§ **WHAT YOU HAVE TO DO**
Go through the entries below and retype them exactly, omitting each picture.
-- Begin EXERCISE MATERIALS --
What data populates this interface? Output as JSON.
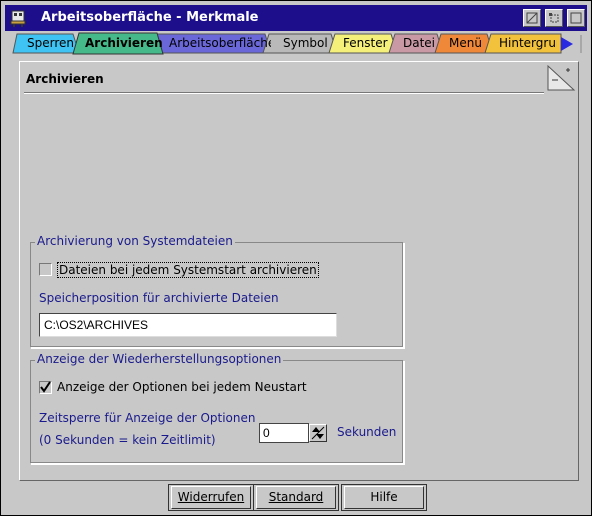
{
  "window": {
    "title": "Arbeitsoberfläche - Merkmale"
  },
  "tabs": [
    {
      "label": "Sperren",
      "color": "#3fc3f2"
    },
    {
      "label": "Archivieren",
      "color": "#46b98a"
    },
    {
      "label": "Arbeitsoberfläche",
      "color": "#6a67d9"
    },
    {
      "label": "Symbol",
      "color": "#b9b9b9"
    },
    {
      "label": "Fenster",
      "color": "#f4f07a"
    },
    {
      "label": "Datei",
      "color": "#c99aa6"
    },
    {
      "label": "Menü",
      "color": "#f0883a"
    },
    {
      "label": "Hintergrund",
      "color": "#f2c23c"
    }
  ],
  "page": {
    "title": "Archivieren"
  },
  "archive_group": {
    "label": "Archivierung von Systemdateien",
    "checkbox_label": "Dateien bei jedem Systemstart archivieren",
    "checked": false,
    "location_label": "Speicherposition für archivierte Dateien",
    "location_value": "C:\\OS2\\ARCHIVES"
  },
  "restore_group": {
    "label": "Anzeige der Wiederherstellungsoptionen",
    "checkbox_label": "Anzeige der Optionen bei jedem Neustart",
    "checked": true,
    "timeout_label_line1": "Zeitsperre für Anzeige der Optionen",
    "timeout_label_line2": "(0 Sekunden = kein Zeitlimit)",
    "timeout_value": "0",
    "timeout_unit": "Sekunden"
  },
  "buttons": {
    "undo": "Widerrufen",
    "default": "Standard",
    "help": "Hilfe"
  }
}
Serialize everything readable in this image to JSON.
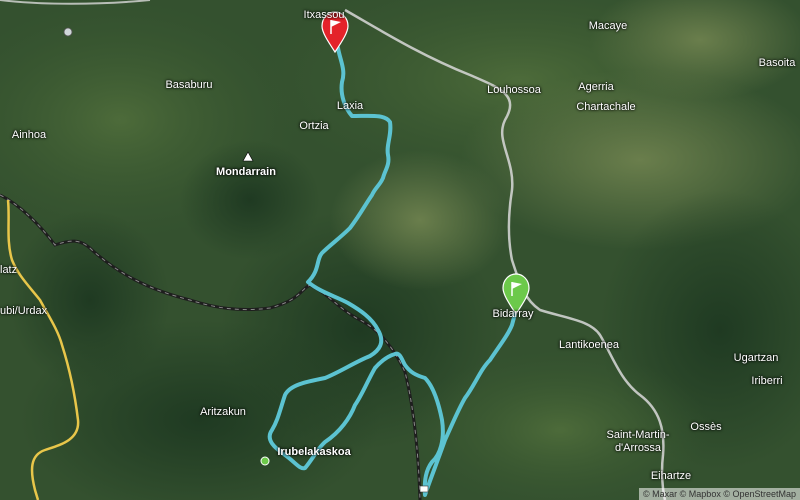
{
  "map": {
    "attribution": "© Maxar © Mapbox © OpenStreetMap",
    "colors": {
      "route": "#5cc3d1",
      "start_flag": "#6cc94a",
      "end_flag": "#e4232a",
      "road": "#cfcfcf",
      "border": "#e8c64a",
      "rail": "#1e1e1e"
    },
    "labels": {
      "itxassou": "Itxassou",
      "macaye": "Macaye",
      "basoita": "Basoita",
      "basaburu": "Basaburu",
      "louhossoa": "Louhossoa",
      "agerria": "Agerria",
      "chartachale": "Chartachale",
      "laxia": "Laxia",
      "ortzia": "Ortzia",
      "ainhoa": "Ainhoa",
      "mondarrain": "Mondarrain",
      "latz": "latz",
      "urdax": "ubi/Urdax",
      "bidarray": "Bidarray",
      "lantikoenea": "Lantikoenea",
      "ugartzan": "Ugartzan",
      "iriberri": "Iriberri",
      "aritzakun": "Aritzakun",
      "irubelakaskoa": "Irubelakaskoa",
      "saint_martin_line1": "Saint-Martin-",
      "saint_martin_line2": "d'Arrossa",
      "osses": "Ossès",
      "eihartze": "Eihartze"
    }
  }
}
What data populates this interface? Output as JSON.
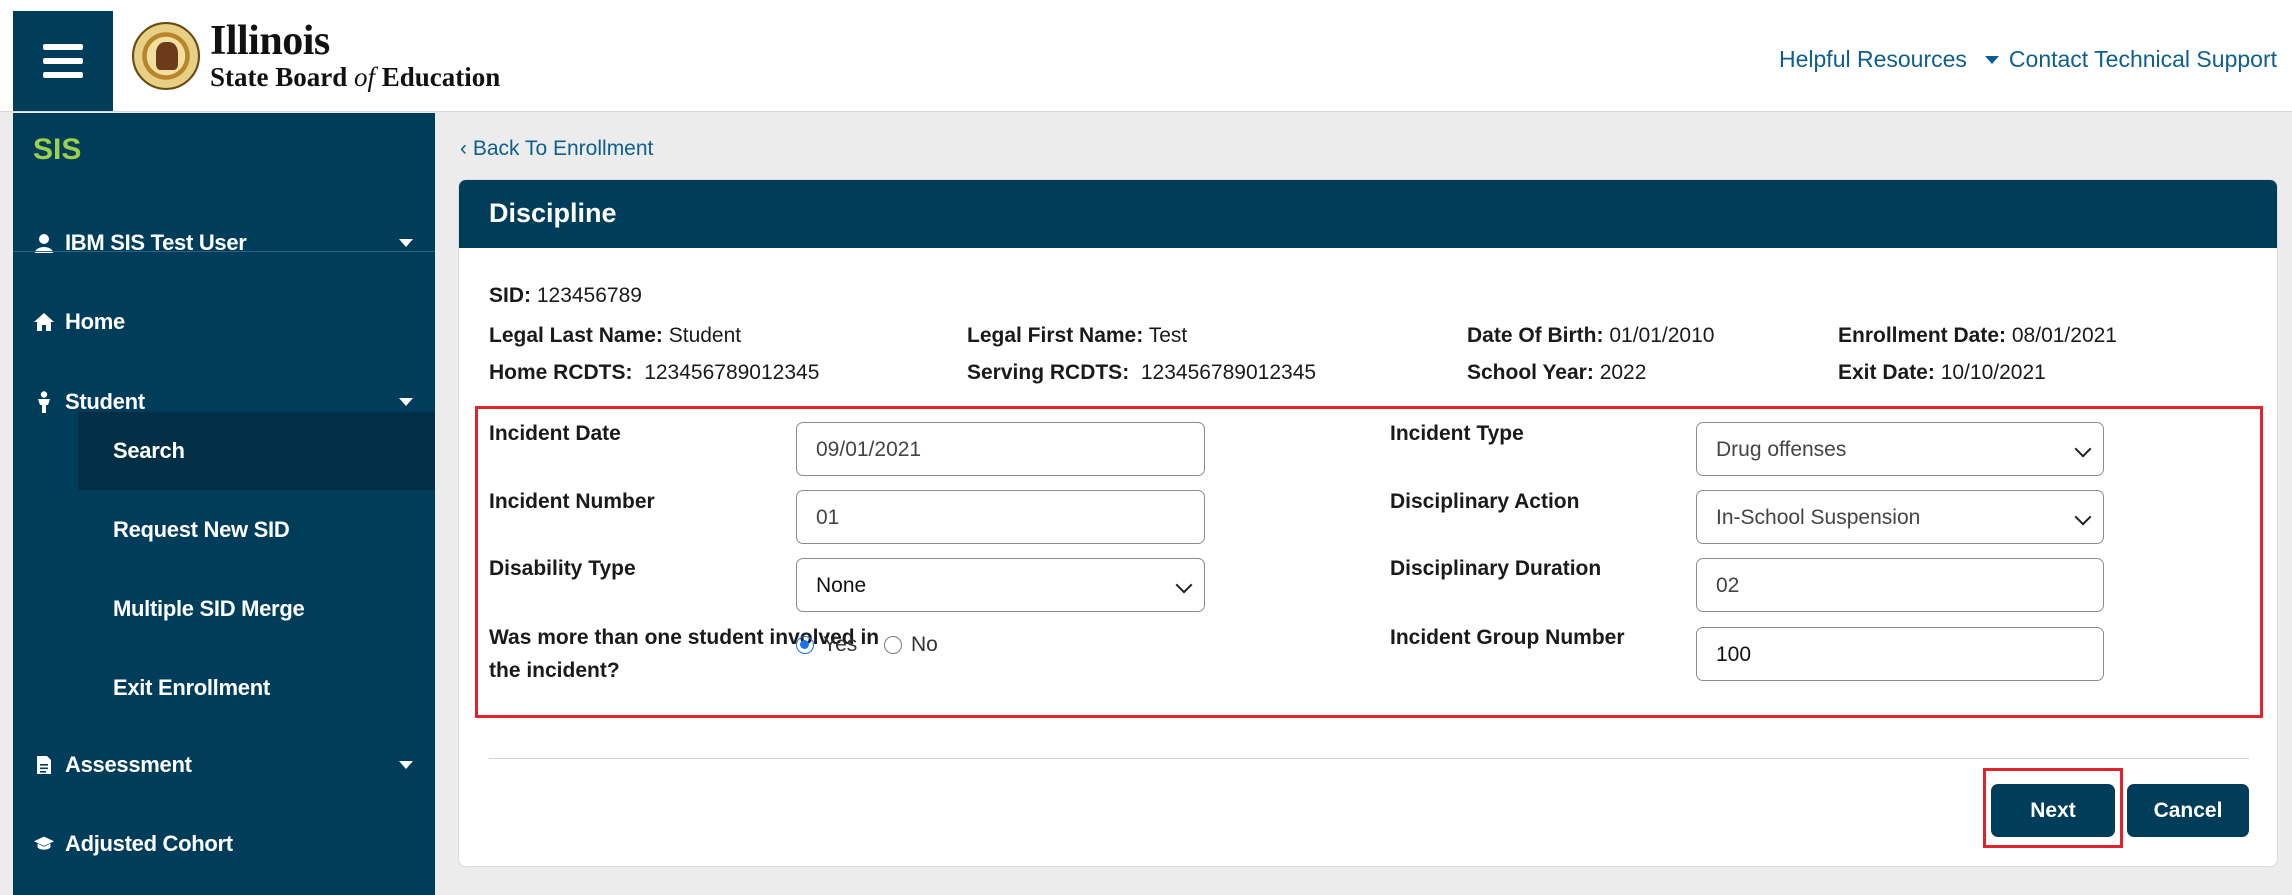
{
  "header": {
    "logo_line1": "Illinois",
    "logo_line2_a": "State Board ",
    "logo_line2_of": "of",
    "logo_line2_b": " Education",
    "helpful_resources": "Helpful Resources",
    "contact_support": "Contact Technical Support"
  },
  "sidebar": {
    "app_title": "SIS",
    "user": "IBM SIS Test User",
    "home": "Home",
    "student": "Student",
    "sub_items": [
      "Search",
      "Request New SID",
      "Multiple SID Merge",
      "Exit Enrollment"
    ],
    "assessment": "Assessment",
    "adjusted_cohort": "Adjusted Cohort"
  },
  "nav": {
    "back": "Back To Enrollment"
  },
  "card": {
    "title": "Discipline",
    "sid_label": "SID:",
    "sid": "123456789",
    "legal_last_name_label": "Legal Last Name:",
    "legal_last_name": "Student",
    "home_rcdts_label": "Home RCDTS:",
    "home_rcdts": "123456789012345",
    "legal_first_name_label": "Legal First Name:",
    "legal_first_name": "Test",
    "serving_rcdts_label": "Serving RCDTS:",
    "serving_rcdts": "123456789012345",
    "dob_label": "Date Of Birth:",
    "dob": "01/01/2010",
    "school_year_label": "School Year:",
    "school_year": "2022",
    "enrollment_date_label": "Enrollment Date:",
    "enrollment_date": "08/01/2021",
    "exit_date_label": "Exit Date:",
    "exit_date": "10/10/2021"
  },
  "form": {
    "incident_date_label": "Incident Date",
    "incident_date": "09/01/2021",
    "incident_number_label": "Incident Number",
    "incident_number": "01",
    "disability_type_label": "Disability Type",
    "disability_type": "None",
    "multi_student_label_1": "Was more than one student involved in",
    "multi_student_label_2": "the incident?",
    "yes": "Yes",
    "no": "No",
    "multi_student_selected": "Yes",
    "incident_type_label": "Incident Type",
    "incident_type": "Drug offenses",
    "disciplinary_action_label": "Disciplinary Action",
    "disciplinary_action": "In-School Suspension",
    "disciplinary_duration_label": "Disciplinary Duration",
    "disciplinary_duration": "02",
    "incident_group_label": "Incident Group Number",
    "incident_group": "100"
  },
  "buttons": {
    "next": "Next",
    "cancel": "Cancel"
  }
}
-- End EXERCISE MATERIALS --
§ **TASK RESPONSE**
What data populates this interface? Output as JSON.
{
  "window": {
    "title": "Arbeitsoberfläche - Merkmale"
  },
  "tabs": [
    {
      "label": "Sperren",
      "color": "#3fc3f2"
    },
    {
      "label": "Archivieren",
      "color": "#46b98a"
    },
    {
      "label": "Arbeitsoberfläche",
      "color": "#6a67d9"
    },
    {
      "label": "Symbol",
      "color": "#b9b9b9"
    },
    {
      "label": "Fenster",
      "color": "#f4f07a"
    },
    {
      "label": "Datei",
      "color": "#c99aa6"
    },
    {
      "label": "Menü",
      "color": "#f0883a"
    },
    {
      "label": "Hintergrund",
      "color": "#f2c23c"
    }
  ],
  "page": {
    "title": "Archivieren"
  },
  "archive_group": {
    "label": "Archivierung von Systemdateien",
    "checkbox_label": "Dateien bei jedem Systemstart archivieren",
    "checked": false,
    "location_label": "Speicherposition für archivierte Dateien",
    "location_value": "C:\\OS2\\ARCHIVES"
  },
  "restore_group": {
    "label": "Anzeige der Wiederherstellungsoptionen",
    "checkbox_label": "Anzeige der Optionen bei jedem Neustart",
    "checked": true,
    "timeout_label_line1": "Zeitsperre für Anzeige der Optionen",
    "timeout_label_line2": "(0 Sekunden = kein Zeitlimit)",
    "timeout_value": "0",
    "timeout_unit": "Sekunden"
  },
  "buttons": {
    "undo": "Widerrufen",
    "default": "Standard",
    "help": "Hilfe"
  }
}
Serialize everything readable in this image to JSON.
{
  "map": {
    "attribution": "© Maxar © Mapbox © OpenStreetMap",
    "colors": {
      "route": "#5cc3d1",
      "start_flag": "#6cc94a",
      "end_flag": "#e4232a",
      "road": "#cfcfcf",
      "border": "#e8c64a",
      "rail": "#1e1e1e"
    },
    "labels": {
      "itxassou": "Itxassou",
      "macaye": "Macaye",
      "basoita": "Basoita",
      "basaburu": "Basaburu",
      "louhossoa": "Louhossoa",
      "agerria": "Agerria",
      "chartachale": "Chartachale",
      "laxia": "Laxia",
      "ortzia": "Ortzia",
      "ainhoa": "Ainhoa",
      "mondarrain": "Mondarrain",
      "latz": "latz",
      "urdax": "ubi/Urdax",
      "bidarray": "Bidarray",
      "lantikoenea": "Lantikoenea",
      "ugartzan": "Ugartzan",
      "iriberri": "Iriberri",
      "aritzakun": "Aritzakun",
      "irubelakaskoa": "Irubelakaskoa",
      "saint_martin_line1": "Saint-Martin-",
      "saint_martin_line2": "d'Arrossa",
      "osses": "Ossès",
      "eihartze": "Eihartze"
    }
  }
}
What data populates this interface? Output as JSON.
{
  "header": {
    "logo_line1": "Illinois",
    "logo_line2_a": "State Board ",
    "logo_line2_of": "of",
    "logo_line2_b": " Education",
    "helpful_resources": "Helpful Resources",
    "contact_support": "Contact Technical Support"
  },
  "sidebar": {
    "app_title": "SIS",
    "user": "IBM SIS Test User",
    "home": "Home",
    "student": "Student",
    "sub_items": [
      "Search",
      "Request New SID",
      "Multiple SID Merge",
      "Exit Enrollment"
    ],
    "assessment": "Assessment",
    "adjusted_cohort": "Adjusted Cohort"
  },
  "nav": {
    "back": "Back To Enrollment"
  },
  "card": {
    "title": "Discipline",
    "sid_label": "SID:",
    "sid": "123456789",
    "legal_last_name_label": "Legal Last Name:",
    "legal_last_name": "Student",
    "home_rcdts_label": "Home RCDTS:",
    "home_rcdts": "123456789012345",
    "legal_first_name_label": "Legal First Name:",
    "legal_first_name": "Test",
    "serving_rcdts_label": "Serving RCDTS:",
    "serving_rcdts": "123456789012345",
    "dob_label": "Date Of Birth:",
    "dob": "01/01/2010",
    "school_year_label": "School Year:",
    "school_year": "2022",
    "enrollment_date_label": "Enrollment Date:",
    "enrollment_date": "08/01/2021",
    "exit_date_label": "Exit Date:",
    "exit_date": "10/10/2021"
  },
  "form": {
    "incident_date_label": "Incident Date",
    "incident_date": "09/01/2021",
    "incident_number_label": "Incident Number",
    "incident_number": "01",
    "disability_type_label": "Disability Type",
    "disability_type": "None",
    "multi_student_label_1": "Was more than one student involved in",
    "multi_student_label_2": "the incident?",
    "yes": "Yes",
    "no": "No",
    "multi_student_selected": "Yes",
    "incident_type_label": "Incident Type",
    "incident_type": "Drug offenses",
    "disciplinary_action_label": "Disciplinary Action",
    "disciplinary_action": "In-School Suspension",
    "disciplinary_duration_label": "Disciplinary Duration",
    "disciplinary_duration": "02",
    "incident_group_label": "Incident Group Number",
    "incident_group": "100"
  },
  "buttons": {
    "next": "Next",
    "cancel": "Cancel"
  }
}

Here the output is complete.